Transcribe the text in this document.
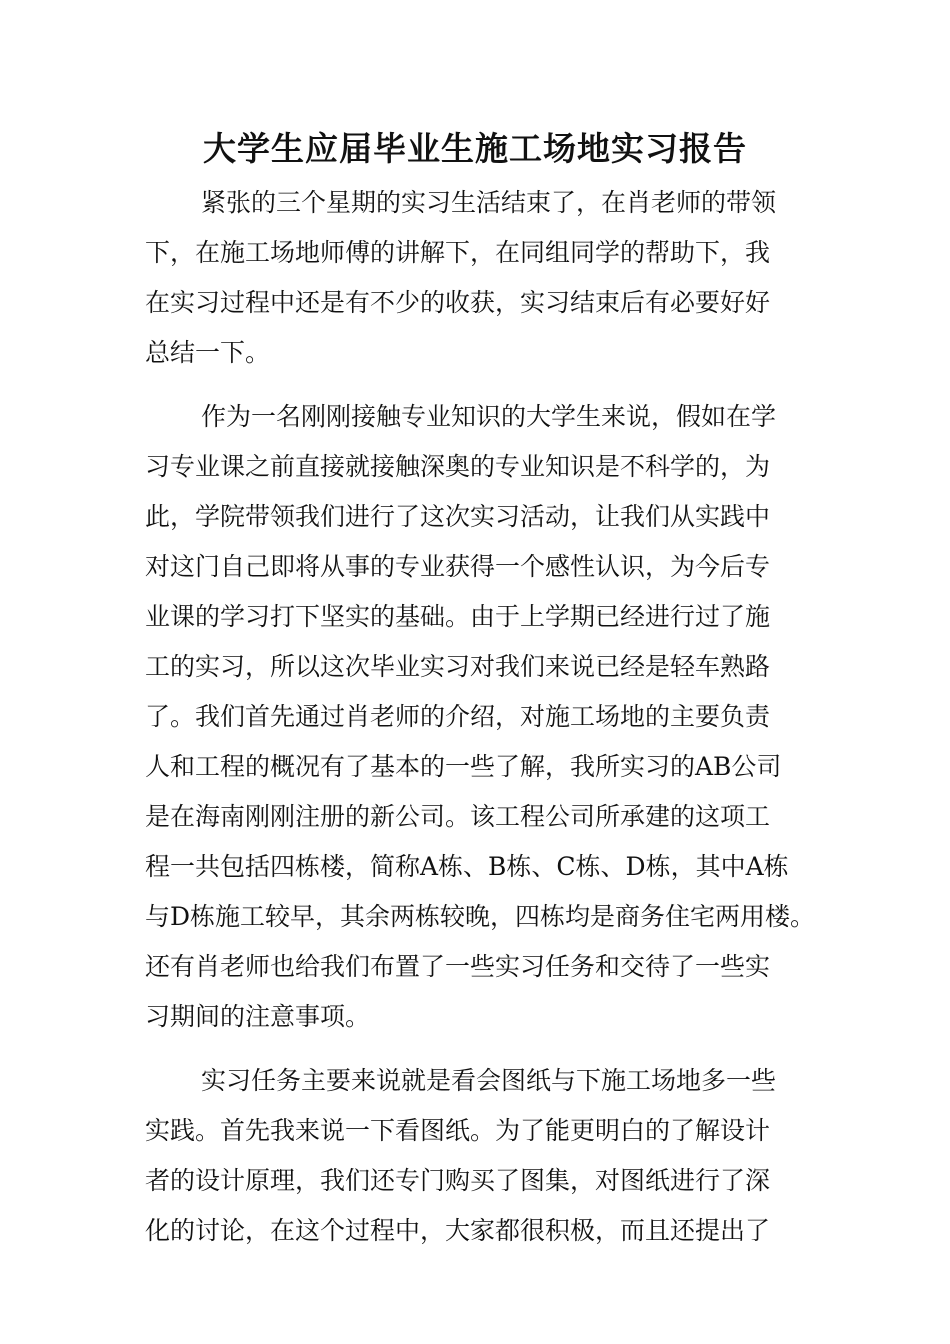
大学生应届毕业生施工场地实习报告
紧张的三个星期的实习生活结束了，在肖老师的带领
下，在施工场地师傅的讲解下，在同组同学的帮助下，我
在实习过程中还是有不少的收获，实习结束后有必要好好
总结一下。
作为一名刚刚接触专业知识的大学生来说，假如在学
习专业课之前直接就接触深奥的专业知识是不科学的，为
此，学院带领我们进行了这次实习活动，让我们从实践中
对这门自己即将从事的专业获得一个感性认识，为今后专
业课的学习打下坚实的基础。由于上学期已经进行过了施
工的实习，所以这次毕业实习对我们来说已经是轻车熟路
了。我们首先通过肖老师的介绍，对施工场地的主要负责
人和工程的概况有了基本的一些了解，我所实习的AB公司
是在海南刚刚注册的新公司。该工程公司所承建的这项工
程一共包括四栋楼，简称A栋、B栋、C栋、D栋，其中A栋
与D栋施工较早，其余两栋较晚，四栋均是商务住宅两用楼。
还有肖老师也给我们布置了一些实习任务和交待了一些实
习期间的注意事项。
实习任务主要来说就是看会图纸与下施工场地多一些
实践。首先我来说一下看图纸。为了能更明白的了解设计
者的设计原理，我们还专门购买了图集，对图纸进行了深
化的讨论，在这个过程中，大家都很积极，而且还提出了
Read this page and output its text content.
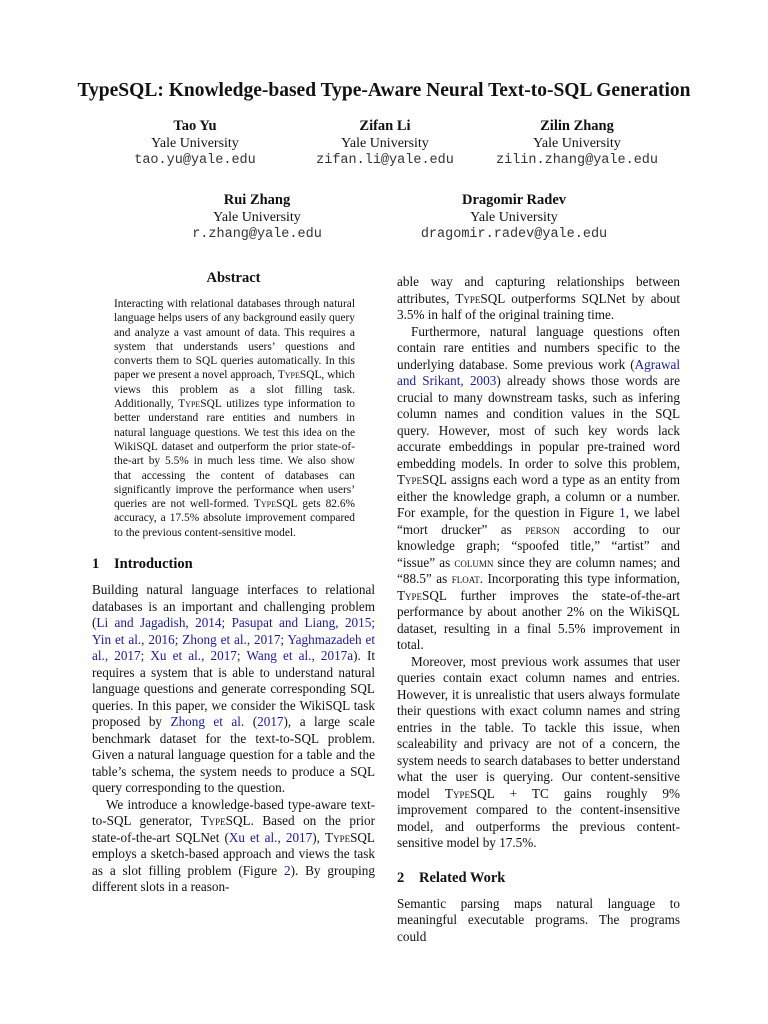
TypeSQL: Knowledge-based Type-Aware Neural Text-to-SQL Generation
Tao Yu
Yale University
tao.yu@yale.edu
Zifan Li
Yale University
zifan.li@yale.edu
Zilin Zhang
Yale University
zilin.zhang@yale.edu
Rui Zhang
Yale University
r.zhang@yale.edu
Dragomir Radev
Yale University
dragomir.radev@yale.edu
Abstract

Interacting with relational databases through natural language helps users of any background easily query and analyze a vast amount of data. This requires a system that understands users’ questions and converts them to SQL queries automatically. In this paper we present a novel approach, TypeSQL, which views this problem as a slot filling task. Additionally, TypeSQL utilizes type information to better understand rare entities and numbers in natural language questions. We test this idea on the WikiSQL dataset and outperform the prior state-of-the-art by 5.5% in much less time. We also show that accessing the content of databases can significantly improve the performance when users’ queries are not well-formed. TypeSQL gets 82.6% accuracy, a 17.5% absolute improvement compared to the previous content-sensitive model.

1 Introduction

Building natural language interfaces to relational databases is an important and challenging problem (Li and Jagadish, 2014; Pasupat and Liang, 2015; Yin et al., 2016; Zhong et al., 2017; Yaghmazadeh et al., 2017; Xu et al., 2017; Wang et al., 2017a). It requires a system that is able to understand natural language questions and generate corresponding SQL queries. In this paper, we consider the WikiSQL task proposed by Zhong et al. (2017), a large scale benchmark dataset for the text-to-SQL problem. Given a natural language question for a table and the table’s schema, the system needs to produce a SQL query corresponding to the question.

We introduce a knowledge-based type-aware text-to-SQL generator, TypeSQL. Based on the prior state-of-the-art SQLNet (Xu et al., 2017), TypeSQL employs a sketch-based approach and views the task as a slot filling problem (Figure 2). By grouping different slots in a reason-

able way and capturing relationships between attributes, TypeSQL outperforms SQLNet by about 3.5% in half of the original training time.

Furthermore, natural language questions often contain rare entities and numbers specific to the underlying database. Some previous work (Agrawal and Srikant, 2003) already shows those words are crucial to many downstream tasks, such as infering column names and condition values in the SQL query. However, most of such key words lack accurate embeddings in popular pre-trained word embedding models. In order to solve this problem, TypeSQL assigns each word a type as an entity from either the knowledge graph, a column or a number. For example, for the question in Figure 1, we label “mort drucker” as person according to our knowledge graph; “spoofed title,” “artist” and “issue” as column since they are column names; and “88.5” as float. Incorporating this type information, TypeSQL further improves the state-of-the-art performance by about another 2% on the WikiSQL dataset, resulting in a final 5.5% improvement in total.

Moreover, most previous work assumes that user queries contain exact column names and entries. However, it is unrealistic that users always formulate their questions with exact column names and string entries in the table. To tackle this issue, when scaleability and privacy are not of a concern, the system needs to search databases to better understand what the user is querying. Our content-sensitive model TypeSQL + TC gains roughly 9% improvement compared to the content-insensitive model, and outperforms the previous content-sensitive model by 17.5%.

2 Related Work

Semantic parsing maps natural language to meaningful executable programs. The programs could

+ + + +

#### WRITTEN TASK
Check each line of the material above for "numbers" and say how many lines contain it, giving the number alone.

#### EXERCISE RESPONSE
2